:: STATED GOAL ::
Copy each line of the listing below exactly.

:: Records about charts and figures ::
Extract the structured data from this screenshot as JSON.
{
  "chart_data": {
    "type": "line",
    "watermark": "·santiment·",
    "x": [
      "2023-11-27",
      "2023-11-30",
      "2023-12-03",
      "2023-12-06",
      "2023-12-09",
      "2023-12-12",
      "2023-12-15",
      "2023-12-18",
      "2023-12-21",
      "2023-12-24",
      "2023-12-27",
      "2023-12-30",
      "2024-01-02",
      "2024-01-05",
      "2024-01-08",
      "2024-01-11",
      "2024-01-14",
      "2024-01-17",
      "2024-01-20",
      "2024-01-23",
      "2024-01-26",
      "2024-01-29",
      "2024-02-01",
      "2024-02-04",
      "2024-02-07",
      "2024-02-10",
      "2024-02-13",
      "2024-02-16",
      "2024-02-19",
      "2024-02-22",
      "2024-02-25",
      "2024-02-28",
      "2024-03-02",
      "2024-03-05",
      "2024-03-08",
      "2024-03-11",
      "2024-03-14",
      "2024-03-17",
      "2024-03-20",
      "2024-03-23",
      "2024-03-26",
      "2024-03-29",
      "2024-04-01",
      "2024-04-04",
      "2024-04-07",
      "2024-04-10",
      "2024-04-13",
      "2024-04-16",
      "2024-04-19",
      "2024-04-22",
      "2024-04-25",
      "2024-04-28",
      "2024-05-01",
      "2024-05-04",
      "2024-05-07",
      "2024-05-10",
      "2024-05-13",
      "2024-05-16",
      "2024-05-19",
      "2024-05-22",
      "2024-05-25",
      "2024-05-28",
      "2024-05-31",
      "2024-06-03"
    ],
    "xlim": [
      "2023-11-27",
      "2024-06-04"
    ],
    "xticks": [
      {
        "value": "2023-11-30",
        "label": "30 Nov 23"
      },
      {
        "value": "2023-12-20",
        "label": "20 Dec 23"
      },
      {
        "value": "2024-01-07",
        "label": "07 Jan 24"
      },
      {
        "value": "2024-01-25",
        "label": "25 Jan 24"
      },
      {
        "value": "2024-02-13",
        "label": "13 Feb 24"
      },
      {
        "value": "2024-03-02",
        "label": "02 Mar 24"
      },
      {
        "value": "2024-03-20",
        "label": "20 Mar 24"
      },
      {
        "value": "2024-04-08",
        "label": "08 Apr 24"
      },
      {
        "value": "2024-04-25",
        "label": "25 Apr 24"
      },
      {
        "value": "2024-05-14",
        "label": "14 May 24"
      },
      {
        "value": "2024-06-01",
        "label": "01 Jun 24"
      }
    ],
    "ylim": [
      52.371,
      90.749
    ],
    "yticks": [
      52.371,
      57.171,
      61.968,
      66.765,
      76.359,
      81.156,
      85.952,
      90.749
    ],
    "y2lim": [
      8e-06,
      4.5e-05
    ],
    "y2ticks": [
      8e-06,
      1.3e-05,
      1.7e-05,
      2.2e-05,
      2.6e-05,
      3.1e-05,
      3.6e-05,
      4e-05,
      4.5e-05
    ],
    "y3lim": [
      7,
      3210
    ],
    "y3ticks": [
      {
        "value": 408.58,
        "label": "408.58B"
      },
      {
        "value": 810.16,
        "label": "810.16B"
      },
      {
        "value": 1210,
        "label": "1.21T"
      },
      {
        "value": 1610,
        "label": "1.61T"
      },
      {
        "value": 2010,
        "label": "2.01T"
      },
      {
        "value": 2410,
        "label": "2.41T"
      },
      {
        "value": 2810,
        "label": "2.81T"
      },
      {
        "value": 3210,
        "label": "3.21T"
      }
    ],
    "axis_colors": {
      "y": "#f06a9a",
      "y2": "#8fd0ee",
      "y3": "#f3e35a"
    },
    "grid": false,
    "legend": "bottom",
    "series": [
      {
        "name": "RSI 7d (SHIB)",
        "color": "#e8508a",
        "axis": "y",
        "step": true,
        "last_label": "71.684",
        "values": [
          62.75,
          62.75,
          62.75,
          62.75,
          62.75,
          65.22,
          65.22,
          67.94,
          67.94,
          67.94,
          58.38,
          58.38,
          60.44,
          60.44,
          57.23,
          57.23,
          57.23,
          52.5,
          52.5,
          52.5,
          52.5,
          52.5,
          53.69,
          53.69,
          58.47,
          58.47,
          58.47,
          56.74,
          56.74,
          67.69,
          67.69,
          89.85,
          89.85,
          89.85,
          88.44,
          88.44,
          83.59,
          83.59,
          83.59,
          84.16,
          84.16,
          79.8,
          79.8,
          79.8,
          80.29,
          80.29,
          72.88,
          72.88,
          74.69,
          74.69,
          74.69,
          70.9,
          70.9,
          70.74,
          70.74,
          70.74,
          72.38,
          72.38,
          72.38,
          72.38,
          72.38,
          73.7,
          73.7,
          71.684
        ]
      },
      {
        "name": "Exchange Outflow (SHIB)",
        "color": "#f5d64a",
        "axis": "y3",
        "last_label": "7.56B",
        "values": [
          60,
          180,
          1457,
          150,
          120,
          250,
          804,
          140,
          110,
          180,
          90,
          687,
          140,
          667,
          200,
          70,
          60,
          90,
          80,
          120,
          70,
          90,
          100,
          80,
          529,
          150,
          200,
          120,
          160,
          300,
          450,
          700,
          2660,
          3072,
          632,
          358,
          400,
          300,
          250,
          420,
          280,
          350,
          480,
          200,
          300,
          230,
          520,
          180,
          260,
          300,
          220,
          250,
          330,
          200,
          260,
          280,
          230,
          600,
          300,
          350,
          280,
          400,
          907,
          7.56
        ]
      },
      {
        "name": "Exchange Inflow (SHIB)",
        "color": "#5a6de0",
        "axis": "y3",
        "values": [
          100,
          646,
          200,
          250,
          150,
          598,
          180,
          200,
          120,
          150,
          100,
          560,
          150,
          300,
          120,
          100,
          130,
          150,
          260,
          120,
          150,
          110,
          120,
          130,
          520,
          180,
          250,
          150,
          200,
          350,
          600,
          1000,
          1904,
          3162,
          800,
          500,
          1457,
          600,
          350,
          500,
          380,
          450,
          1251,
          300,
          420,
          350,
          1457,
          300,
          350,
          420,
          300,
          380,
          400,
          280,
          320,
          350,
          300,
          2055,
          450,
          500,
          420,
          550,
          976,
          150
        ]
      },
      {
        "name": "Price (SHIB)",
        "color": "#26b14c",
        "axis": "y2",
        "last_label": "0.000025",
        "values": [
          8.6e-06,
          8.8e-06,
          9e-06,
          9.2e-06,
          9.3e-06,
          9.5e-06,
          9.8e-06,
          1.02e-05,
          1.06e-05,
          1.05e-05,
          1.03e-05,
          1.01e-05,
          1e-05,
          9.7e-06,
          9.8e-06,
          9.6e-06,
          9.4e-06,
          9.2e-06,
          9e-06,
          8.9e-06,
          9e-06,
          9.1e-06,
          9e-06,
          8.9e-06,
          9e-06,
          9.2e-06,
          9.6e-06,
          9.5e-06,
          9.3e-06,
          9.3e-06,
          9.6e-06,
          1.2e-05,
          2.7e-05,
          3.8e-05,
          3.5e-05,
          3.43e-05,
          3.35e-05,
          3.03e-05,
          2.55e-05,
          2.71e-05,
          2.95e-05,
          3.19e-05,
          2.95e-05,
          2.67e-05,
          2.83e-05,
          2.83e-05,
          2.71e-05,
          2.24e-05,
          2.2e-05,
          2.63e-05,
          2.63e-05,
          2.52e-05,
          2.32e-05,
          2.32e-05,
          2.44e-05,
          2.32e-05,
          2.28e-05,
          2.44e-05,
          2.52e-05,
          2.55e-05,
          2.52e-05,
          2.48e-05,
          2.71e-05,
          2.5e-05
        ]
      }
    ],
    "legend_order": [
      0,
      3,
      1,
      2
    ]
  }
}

:: FINISHED TASK ::
Extract the structured data from this screenshot as JSON.
{
  "chart_data": {
    "type": "line",
    "watermark": "·santiment·",
    "x": [
      "2023-11-27",
      "2023-11-30",
      "2023-12-03",
      "2023-12-06",
      "2023-12-09",
      "2023-12-12",
      "2023-12-15",
      "2023-12-18",
      "2023-12-21",
      "2023-12-24",
      "2023-12-27",
      "2023-12-30",
      "2024-01-02",
      "2024-01-05",
      "2024-01-08",
      "2024-01-11",
      "2024-01-14",
      "2024-01-17",
      "2024-01-20",
      "2024-01-23",
      "2024-01-26",
      "2024-01-29",
      "2024-02-01",
      "2024-02-04",
      "2024-02-07",
      "2024-02-10",
      "2024-02-13",
      "2024-02-16",
      "2024-02-19",
      "2024-02-22",
      "2024-02-25",
      "2024-02-28",
      "2024-03-02",
      "2024-03-05",
      "2024-03-08",
      "2024-03-11",
      "2024-03-14",
      "2024-03-17",
      "2024-03-20",
      "2024-03-23",
      "2024-03-26",
      "2024-03-29",
      "2024-04-01",
      "2024-04-04",
      "2024-04-07",
      "2024-04-10",
      "2024-04-13",
      "2024-04-16",
      "2024-04-19",
      "2024-04-22",
      "2024-04-25",
      "2024-04-28",
      "2024-05-01",
      "2024-05-04",
      "2024-05-07",
      "2024-05-10",
      "2024-05-13",
      "2024-05-16",
      "2024-05-19",
      "2024-05-22",
      "2024-05-25",
      "2024-05-28",
      "2024-05-31",
      "2024-06-03"
    ],
    "xlim": [
      "2023-11-27",
      "2024-06-04"
    ],
    "xticks": [
      {
        "value": "2023-11-30",
        "label": "30 Nov 23"
      },
      {
        "value": "2023-12-20",
        "label": "20 Dec 23"
      },
      {
        "value": "2024-01-07",
        "label": "07 Jan 24"
      },
      {
        "value": "2024-01-25",
        "label": "25 Jan 24"
      },
      {
        "value": "2024-02-13",
        "label": "13 Feb 24"
      },
      {
        "value": "2024-03-02",
        "label": "02 Mar 24"
      },
      {
        "value": "2024-03-20",
        "label": "20 Mar 24"
      },
      {
        "value": "2024-04-08",
        "label": "08 Apr 24"
      },
      {
        "value": "2024-04-25",
        "label": "25 Apr 24"
      },
      {
        "value": "2024-05-14",
        "label": "14 May 24"
      },
      {
        "value": "2024-06-01",
        "label": "01 Jun 24"
      }
    ],
    "ylim": [
      52.371,
      90.749
    ],
    "yticks": [
      52.371,
      57.171,
      61.968,
      66.765,
      76.359,
      81.156,
      85.952,
      90.749
    ],
    "y2lim": [
      8e-06,
      4.5e-05
    ],
    "y2ticks": [
      8e-06,
      1.3e-05,
      1.7e-05,
      2.2e-05,
      2.6e-05,
      3.1e-05,
      3.6e-05,
      4e-05,
      4.5e-05
    ],
    "y3lim": [
      7,
      3210
    ],
    "y3ticks": [
      {
        "value": 408.58,
        "label": "408.58B"
      },
      {
        "value": 810.16,
        "label": "810.16B"
      },
      {
        "value": 1210,
        "label": "1.21T"
      },
      {
        "value": 1610,
        "label": "1.61T"
      },
      {
        "value": 2010,
        "label": "2.01T"
      },
      {
        "value": 2410,
        "label": "2.41T"
      },
      {
        "value": 2810,
        "label": "2.81T"
      },
      {
        "value": 3210,
        "label": "3.21T"
      }
    ],
    "axis_colors": {
      "y": "#f06a9a",
      "y2": "#8fd0ee",
      "y3": "#f3e35a"
    },
    "grid": false,
    "legend": "bottom",
    "series": [
      {
        "name": "RSI 7d (SHIB)",
        "color": "#e8508a",
        "axis": "y",
        "step": true,
        "last_label": "71.684",
        "values": [
          62.75,
          62.75,
          62.75,
          62.75,
          62.75,
          65.22,
          65.22,
          67.94,
          67.94,
          67.94,
          58.38,
          58.38,
          60.44,
          60.44,
          57.23,
          57.23,
          57.23,
          52.5,
          52.5,
          52.5,
          52.5,
          52.5,
          53.69,
          53.69,
          58.47,
          58.47,
          58.47,
          56.74,
          56.74,
          67.69,
          67.69,
          89.85,
          89.85,
          89.85,
          88.44,
          88.44,
          83.59,
          83.59,
          83.59,
          84.16,
          84.16,
          79.8,
          79.8,
          79.8,
          80.29,
          80.29,
          72.88,
          72.88,
          74.69,
          74.69,
          74.69,
          70.9,
          70.9,
          70.74,
          70.74,
          70.74,
          72.38,
          72.38,
          72.38,
          72.38,
          72.38,
          73.7,
          73.7,
          71.684
        ]
      },
      {
        "name": "Exchange Outflow (SHIB)",
        "color": "#f5d64a",
        "axis": "y3",
        "last_label": "7.56B",
        "values": [
          60,
          180,
          1457,
          150,
          120,
          250,
          804,
          140,
          110,
          180,
          90,
          687,
          140,
          667,
          200,
          70,
          60,
          90,
          80,
          120,
          70,
          90,
          100,
          80,
          529,
          150,
          200,
          120,
          160,
          300,
          450,
          700,
          2660,
          3072,
          632,
          358,
          400,
          300,
          250,
          420,
          280,
          350,
          480,
          200,
          300,
          230,
          520,
          180,
          260,
          300,
          220,
          250,
          330,
          200,
          260,
          280,
          230,
          600,
          300,
          350,
          280,
          400,
          907,
          7.56
        ]
      },
      {
        "name": "Exchange Inflow (SHIB)",
        "color": "#5a6de0",
        "axis": "y3",
        "values": [
          100,
          646,
          200,
          250,
          150,
          598,
          180,
          200,
          120,
          150,
          100,
          560,
          150,
          300,
          120,
          100,
          130,
          150,
          260,
          120,
          150,
          110,
          120,
          130,
          520,
          180,
          250,
          150,
          200,
          350,
          600,
          1000,
          1904,
          3162,
          800,
          500,
          1457,
          600,
          350,
          500,
          380,
          450,
          1251,
          300,
          420,
          350,
          1457,
          300,
          350,
          420,
          300,
          380,
          400,
          280,
          320,
          350,
          300,
          2055,
          450,
          500,
          420,
          550,
          976,
          150
        ]
      },
      {
        "name": "Price (SHIB)",
        "color": "#26b14c",
        "axis": "y2",
        "last_label": "0.000025",
        "values": [
          8.6e-06,
          8.8e-06,
          9e-06,
          9.2e-06,
          9.3e-06,
          9.5e-06,
          9.8e-06,
          1.02e-05,
          1.06e-05,
          1.05e-05,
          1.03e-05,
          1.01e-05,
          1e-05,
          9.7e-06,
          9.8e-06,
          9.6e-06,
          9.4e-06,
          9.2e-06,
          9e-06,
          8.9e-06,
          9e-06,
          9.1e-06,
          9e-06,
          8.9e-06,
          9e-06,
          9.2e-06,
          9.6e-06,
          9.5e-06,
          9.3e-06,
          9.3e-06,
          9.6e-06,
          1.2e-05,
          2.7e-05,
          3.8e-05,
          3.5e-05,
          3.43e-05,
          3.35e-05,
          3.03e-05,
          2.55e-05,
          2.71e-05,
          2.95e-05,
          3.19e-05,
          2.95e-05,
          2.67e-05,
          2.83e-05,
          2.83e-05,
          2.71e-05,
          2.24e-05,
          2.2e-05,
          2.63e-05,
          2.63e-05,
          2.52e-05,
          2.32e-05,
          2.32e-05,
          2.44e-05,
          2.32e-05,
          2.28e-05,
          2.44e-05,
          2.52e-05,
          2.55e-05,
          2.52e-05,
          2.48e-05,
          2.71e-05,
          2.5e-05
        ]
      }
    ],
    "legend_order": [
      0,
      3,
      1,
      2
    ]
  }
}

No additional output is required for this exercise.